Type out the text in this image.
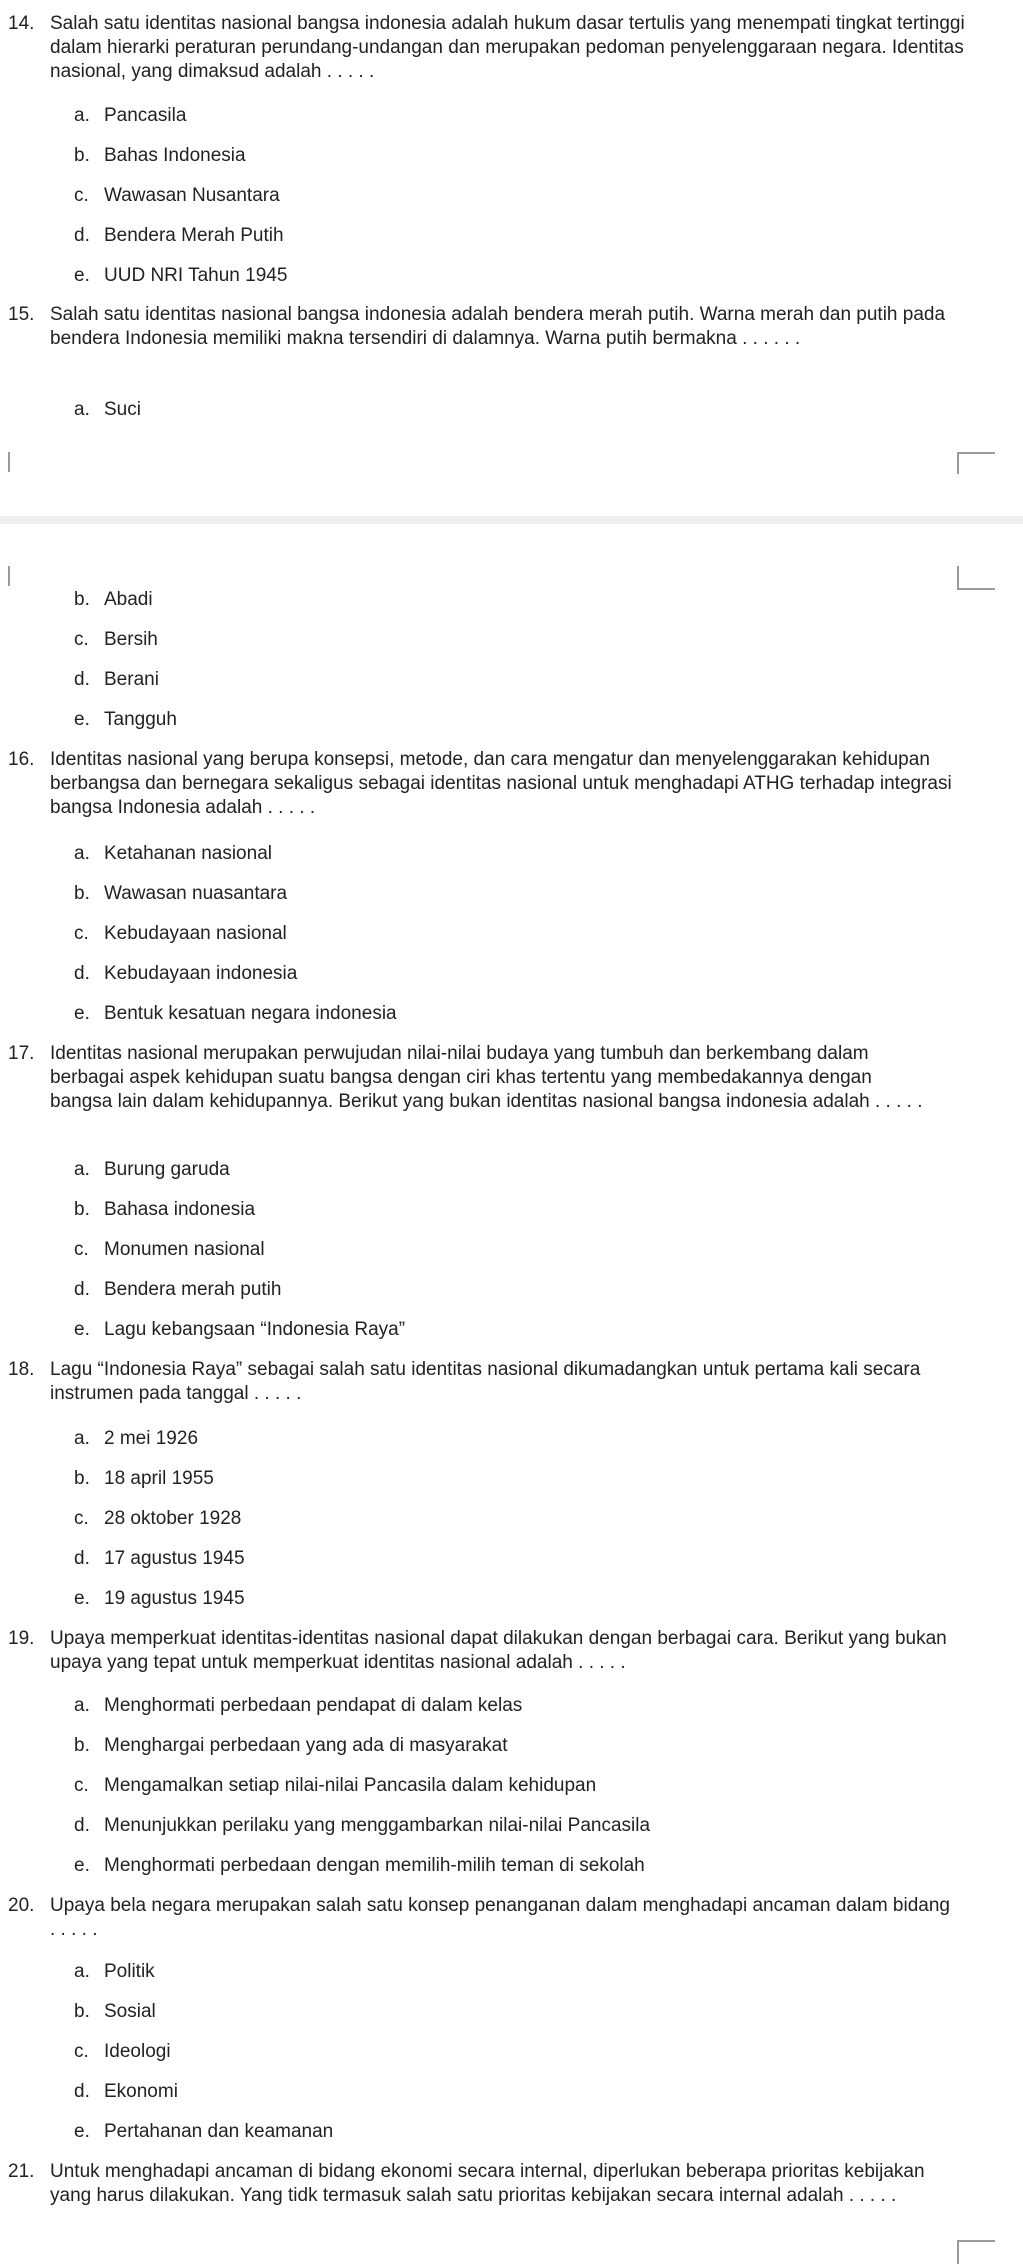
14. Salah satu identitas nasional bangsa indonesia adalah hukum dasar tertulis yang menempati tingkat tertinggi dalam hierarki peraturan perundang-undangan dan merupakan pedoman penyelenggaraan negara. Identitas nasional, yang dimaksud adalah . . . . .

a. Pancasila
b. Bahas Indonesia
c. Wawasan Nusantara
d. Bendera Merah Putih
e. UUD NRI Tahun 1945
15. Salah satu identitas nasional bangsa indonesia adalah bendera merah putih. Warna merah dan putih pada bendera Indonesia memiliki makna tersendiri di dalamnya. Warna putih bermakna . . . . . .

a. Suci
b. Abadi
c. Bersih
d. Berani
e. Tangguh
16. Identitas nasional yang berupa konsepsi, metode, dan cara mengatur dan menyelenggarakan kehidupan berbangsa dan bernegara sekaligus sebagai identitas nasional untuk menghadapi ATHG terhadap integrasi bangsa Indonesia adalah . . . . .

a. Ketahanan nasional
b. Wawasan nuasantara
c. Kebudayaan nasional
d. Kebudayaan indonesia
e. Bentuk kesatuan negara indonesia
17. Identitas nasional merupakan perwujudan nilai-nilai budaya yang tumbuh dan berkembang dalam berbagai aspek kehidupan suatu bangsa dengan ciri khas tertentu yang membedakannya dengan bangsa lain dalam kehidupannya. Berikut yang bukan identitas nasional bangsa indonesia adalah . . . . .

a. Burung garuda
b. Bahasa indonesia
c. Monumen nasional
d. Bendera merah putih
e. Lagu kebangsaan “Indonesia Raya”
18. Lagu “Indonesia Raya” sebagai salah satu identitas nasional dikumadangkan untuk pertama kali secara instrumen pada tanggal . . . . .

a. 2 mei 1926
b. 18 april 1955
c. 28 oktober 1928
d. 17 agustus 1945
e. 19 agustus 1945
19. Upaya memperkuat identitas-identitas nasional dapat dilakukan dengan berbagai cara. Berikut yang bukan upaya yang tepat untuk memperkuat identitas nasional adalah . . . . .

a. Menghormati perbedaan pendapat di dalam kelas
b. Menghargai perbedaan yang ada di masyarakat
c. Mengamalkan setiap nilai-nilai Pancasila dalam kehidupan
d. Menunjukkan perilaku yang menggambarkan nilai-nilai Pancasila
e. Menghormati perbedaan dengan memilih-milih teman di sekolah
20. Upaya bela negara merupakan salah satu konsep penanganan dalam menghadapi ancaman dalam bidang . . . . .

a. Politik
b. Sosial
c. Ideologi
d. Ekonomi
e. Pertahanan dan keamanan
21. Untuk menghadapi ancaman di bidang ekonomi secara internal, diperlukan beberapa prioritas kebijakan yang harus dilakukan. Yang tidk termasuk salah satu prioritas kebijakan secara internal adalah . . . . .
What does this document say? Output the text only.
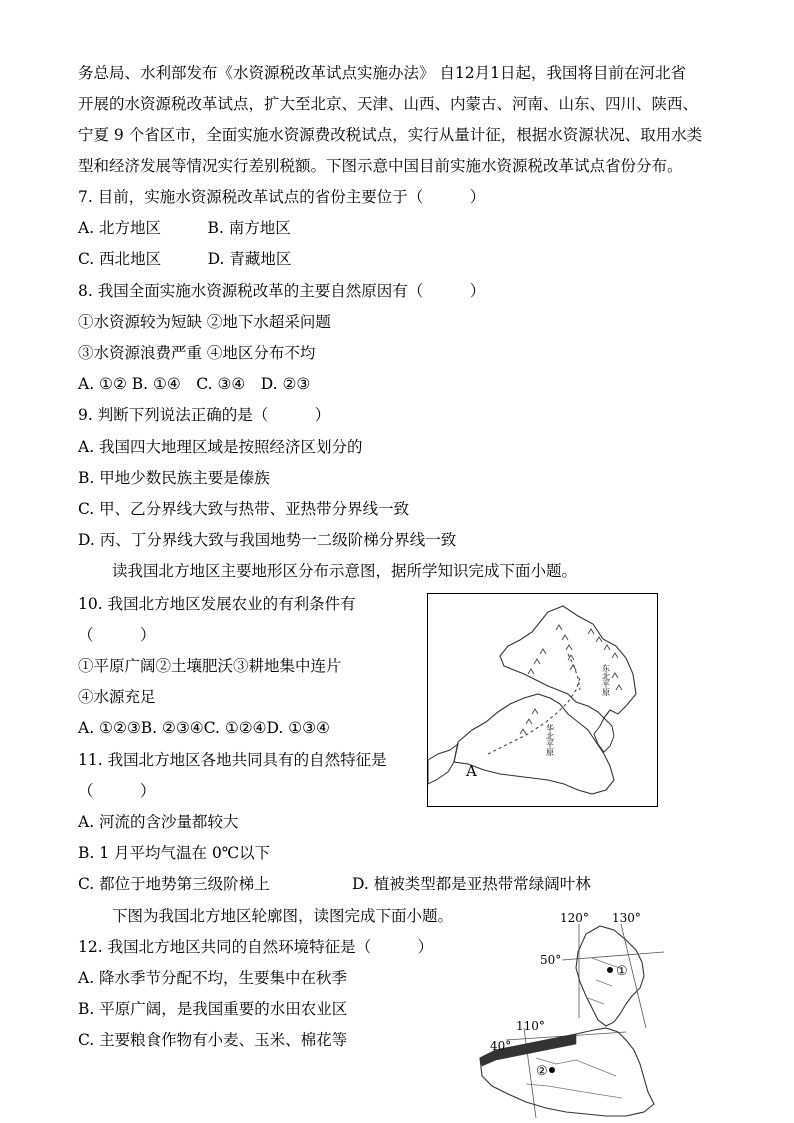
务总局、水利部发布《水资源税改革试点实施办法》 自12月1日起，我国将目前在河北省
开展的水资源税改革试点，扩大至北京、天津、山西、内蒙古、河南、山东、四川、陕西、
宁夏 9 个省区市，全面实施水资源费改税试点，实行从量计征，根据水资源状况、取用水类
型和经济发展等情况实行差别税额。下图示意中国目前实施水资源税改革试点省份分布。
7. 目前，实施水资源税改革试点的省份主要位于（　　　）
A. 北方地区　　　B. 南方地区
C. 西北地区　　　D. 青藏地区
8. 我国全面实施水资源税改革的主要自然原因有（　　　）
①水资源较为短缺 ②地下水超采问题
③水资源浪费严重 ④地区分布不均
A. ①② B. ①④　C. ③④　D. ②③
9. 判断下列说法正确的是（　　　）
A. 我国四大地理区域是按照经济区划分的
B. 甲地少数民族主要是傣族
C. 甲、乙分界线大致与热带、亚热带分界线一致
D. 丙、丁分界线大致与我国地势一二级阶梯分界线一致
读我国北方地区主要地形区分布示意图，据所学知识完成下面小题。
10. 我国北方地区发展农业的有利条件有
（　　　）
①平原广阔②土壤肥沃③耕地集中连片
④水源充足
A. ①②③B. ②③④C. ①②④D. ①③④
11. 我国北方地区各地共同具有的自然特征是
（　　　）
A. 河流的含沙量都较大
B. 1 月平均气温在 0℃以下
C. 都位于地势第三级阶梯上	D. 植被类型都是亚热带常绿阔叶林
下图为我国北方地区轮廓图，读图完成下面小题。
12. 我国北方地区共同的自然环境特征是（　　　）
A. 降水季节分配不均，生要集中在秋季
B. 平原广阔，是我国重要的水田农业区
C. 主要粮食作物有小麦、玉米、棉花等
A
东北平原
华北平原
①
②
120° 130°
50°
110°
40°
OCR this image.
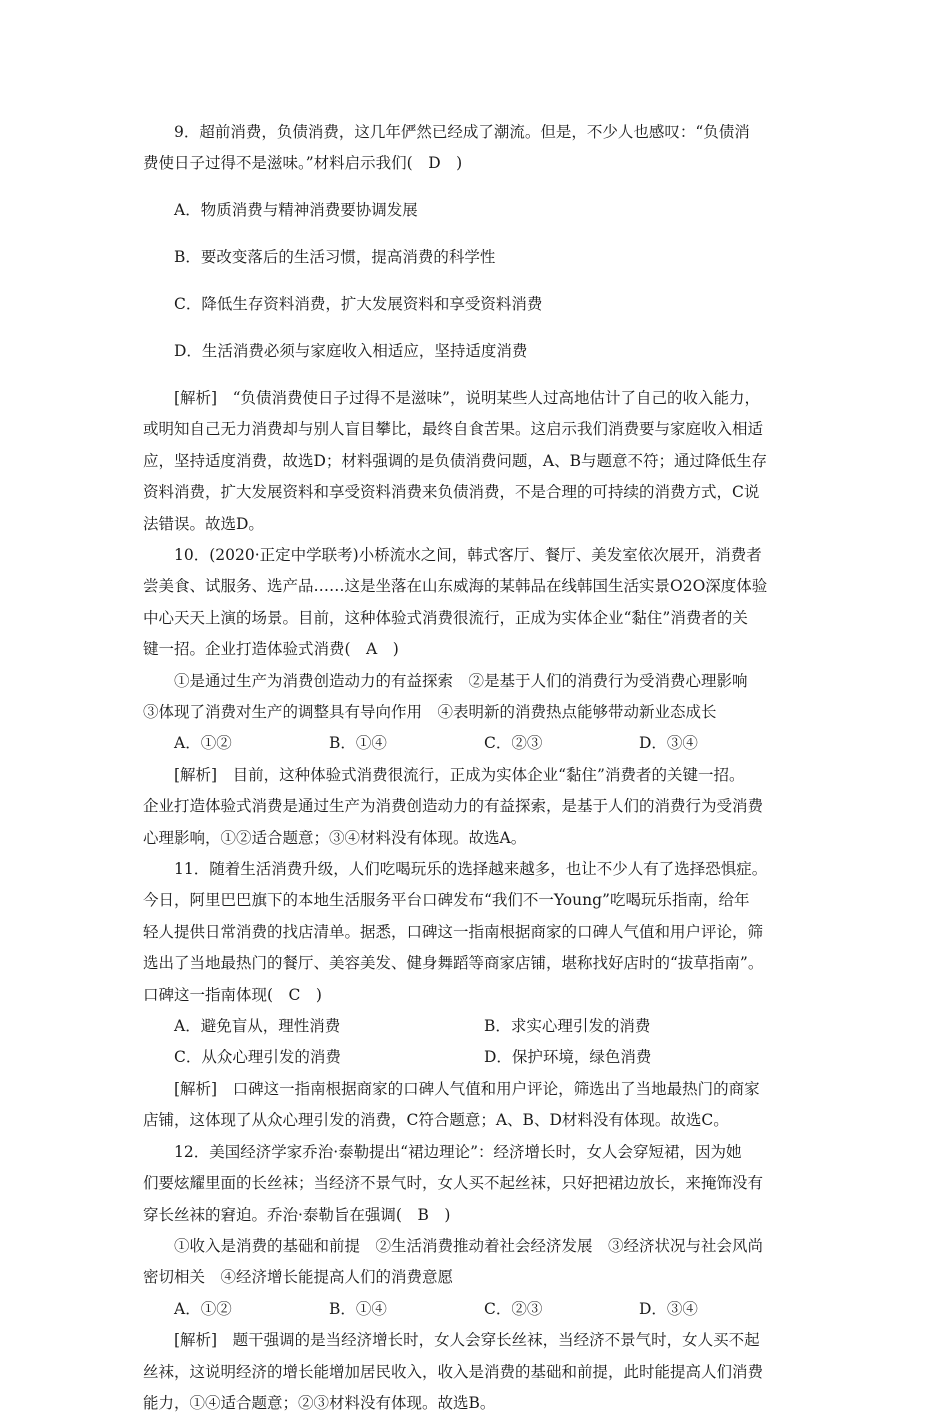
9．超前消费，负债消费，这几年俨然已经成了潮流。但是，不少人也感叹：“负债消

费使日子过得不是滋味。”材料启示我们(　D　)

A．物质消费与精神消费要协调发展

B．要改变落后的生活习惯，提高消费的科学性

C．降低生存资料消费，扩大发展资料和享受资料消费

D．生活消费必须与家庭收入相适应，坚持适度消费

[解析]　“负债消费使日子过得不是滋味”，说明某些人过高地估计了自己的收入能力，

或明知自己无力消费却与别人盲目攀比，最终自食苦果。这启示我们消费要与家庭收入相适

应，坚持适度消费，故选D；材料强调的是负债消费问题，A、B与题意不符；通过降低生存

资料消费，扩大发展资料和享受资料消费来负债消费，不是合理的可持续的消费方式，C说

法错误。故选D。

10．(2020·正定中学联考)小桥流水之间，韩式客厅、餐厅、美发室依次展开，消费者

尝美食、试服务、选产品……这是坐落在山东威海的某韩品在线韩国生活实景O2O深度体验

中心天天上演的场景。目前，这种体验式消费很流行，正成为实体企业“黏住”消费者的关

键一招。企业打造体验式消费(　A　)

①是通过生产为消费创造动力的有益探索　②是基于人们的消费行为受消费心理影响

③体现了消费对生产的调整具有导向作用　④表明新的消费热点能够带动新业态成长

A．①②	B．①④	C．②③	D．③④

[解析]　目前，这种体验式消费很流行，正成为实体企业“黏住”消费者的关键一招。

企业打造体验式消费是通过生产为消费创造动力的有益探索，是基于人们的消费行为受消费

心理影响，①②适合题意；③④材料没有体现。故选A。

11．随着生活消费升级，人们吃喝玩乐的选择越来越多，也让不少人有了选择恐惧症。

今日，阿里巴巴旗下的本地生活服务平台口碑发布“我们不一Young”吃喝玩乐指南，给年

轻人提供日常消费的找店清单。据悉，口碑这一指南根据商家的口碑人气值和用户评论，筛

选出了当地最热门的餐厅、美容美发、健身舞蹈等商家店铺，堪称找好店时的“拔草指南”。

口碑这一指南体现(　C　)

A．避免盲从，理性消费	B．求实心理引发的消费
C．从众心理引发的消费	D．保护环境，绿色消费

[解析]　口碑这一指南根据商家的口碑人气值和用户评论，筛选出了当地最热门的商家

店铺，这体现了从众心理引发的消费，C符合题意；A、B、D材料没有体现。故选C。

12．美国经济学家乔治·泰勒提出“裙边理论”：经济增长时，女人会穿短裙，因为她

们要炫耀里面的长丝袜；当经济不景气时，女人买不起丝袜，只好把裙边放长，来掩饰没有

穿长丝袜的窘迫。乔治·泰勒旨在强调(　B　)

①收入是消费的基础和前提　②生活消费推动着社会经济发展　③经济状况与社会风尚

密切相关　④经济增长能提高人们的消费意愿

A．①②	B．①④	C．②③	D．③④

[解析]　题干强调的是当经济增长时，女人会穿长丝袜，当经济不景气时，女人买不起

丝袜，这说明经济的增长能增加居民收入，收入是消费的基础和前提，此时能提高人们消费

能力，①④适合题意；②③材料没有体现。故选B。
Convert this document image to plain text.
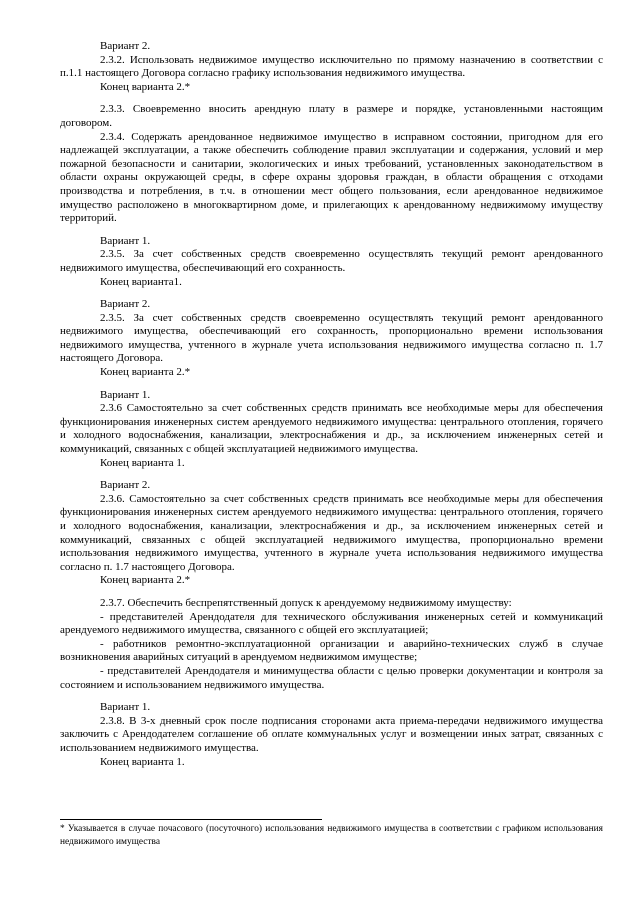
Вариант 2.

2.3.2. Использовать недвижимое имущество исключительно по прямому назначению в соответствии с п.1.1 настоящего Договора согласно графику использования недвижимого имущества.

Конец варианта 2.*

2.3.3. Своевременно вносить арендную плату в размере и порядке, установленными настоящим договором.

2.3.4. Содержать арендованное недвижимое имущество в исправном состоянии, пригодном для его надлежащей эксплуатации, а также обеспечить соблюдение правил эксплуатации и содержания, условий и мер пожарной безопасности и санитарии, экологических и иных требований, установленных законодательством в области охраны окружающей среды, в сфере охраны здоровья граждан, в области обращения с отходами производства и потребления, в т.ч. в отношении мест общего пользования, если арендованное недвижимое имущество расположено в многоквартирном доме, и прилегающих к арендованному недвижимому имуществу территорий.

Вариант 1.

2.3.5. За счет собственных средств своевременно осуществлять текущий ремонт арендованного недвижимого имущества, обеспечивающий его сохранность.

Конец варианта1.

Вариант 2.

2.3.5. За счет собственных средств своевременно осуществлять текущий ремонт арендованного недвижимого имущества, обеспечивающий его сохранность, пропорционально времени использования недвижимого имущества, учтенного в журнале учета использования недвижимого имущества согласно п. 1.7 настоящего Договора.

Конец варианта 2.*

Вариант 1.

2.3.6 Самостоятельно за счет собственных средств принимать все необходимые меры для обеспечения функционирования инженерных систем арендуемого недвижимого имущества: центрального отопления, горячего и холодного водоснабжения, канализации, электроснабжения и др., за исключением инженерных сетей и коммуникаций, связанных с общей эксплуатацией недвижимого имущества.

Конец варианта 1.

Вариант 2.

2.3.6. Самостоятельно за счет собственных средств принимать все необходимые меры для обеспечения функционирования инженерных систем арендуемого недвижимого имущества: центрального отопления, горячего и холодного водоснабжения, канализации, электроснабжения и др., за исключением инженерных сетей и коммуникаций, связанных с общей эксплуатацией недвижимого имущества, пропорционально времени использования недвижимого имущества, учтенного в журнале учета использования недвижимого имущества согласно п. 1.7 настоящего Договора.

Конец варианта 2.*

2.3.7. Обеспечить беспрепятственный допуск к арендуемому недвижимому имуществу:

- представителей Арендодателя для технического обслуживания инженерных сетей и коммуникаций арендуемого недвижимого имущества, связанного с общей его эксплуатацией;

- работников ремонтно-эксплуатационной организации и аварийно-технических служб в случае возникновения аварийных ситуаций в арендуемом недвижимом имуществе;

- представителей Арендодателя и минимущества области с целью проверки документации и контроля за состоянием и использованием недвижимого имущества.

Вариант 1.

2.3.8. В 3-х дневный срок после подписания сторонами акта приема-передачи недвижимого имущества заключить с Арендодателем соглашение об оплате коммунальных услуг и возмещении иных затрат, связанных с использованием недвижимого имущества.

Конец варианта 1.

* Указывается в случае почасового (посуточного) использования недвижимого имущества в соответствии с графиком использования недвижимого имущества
==*==
For each line of the listing that holds the word "Договора", show that line.

» Complete answer:
2.3.2. Использовать недвижимое имущество исключительно по прямому назначению в соответствии с п.1.1 настоящего Договора согласно графику использования недвижимого имущества.
2.3.5. За счет собственных средств своевременно осуществлять текущий ремонт арендованного недвижимого имущества, обеспечивающий его сохранность, пропорционально времени использования недвижимого имущества, учтенного в журнале учета использования недвижимого имущества согласно п. 1.7 настоящего Договора.
2.3.6. Самостоятельно за счет собственных средств принимать все необходимые меры для обеспечения функционирования инженерных систем арендуемого недвижимого имущества: центрального отопления, горячего и холодного водоснабжения, канализации, электроснабжения и др., за исключением инженерных сетей и коммуникаций, связанных с общей эксплуатацией недвижимого имущества, пропорционально времени использования недвижимого имущества, учтенного в журнале учета использования недвижимого имущества согласно п. 1.7 настоящего Договора.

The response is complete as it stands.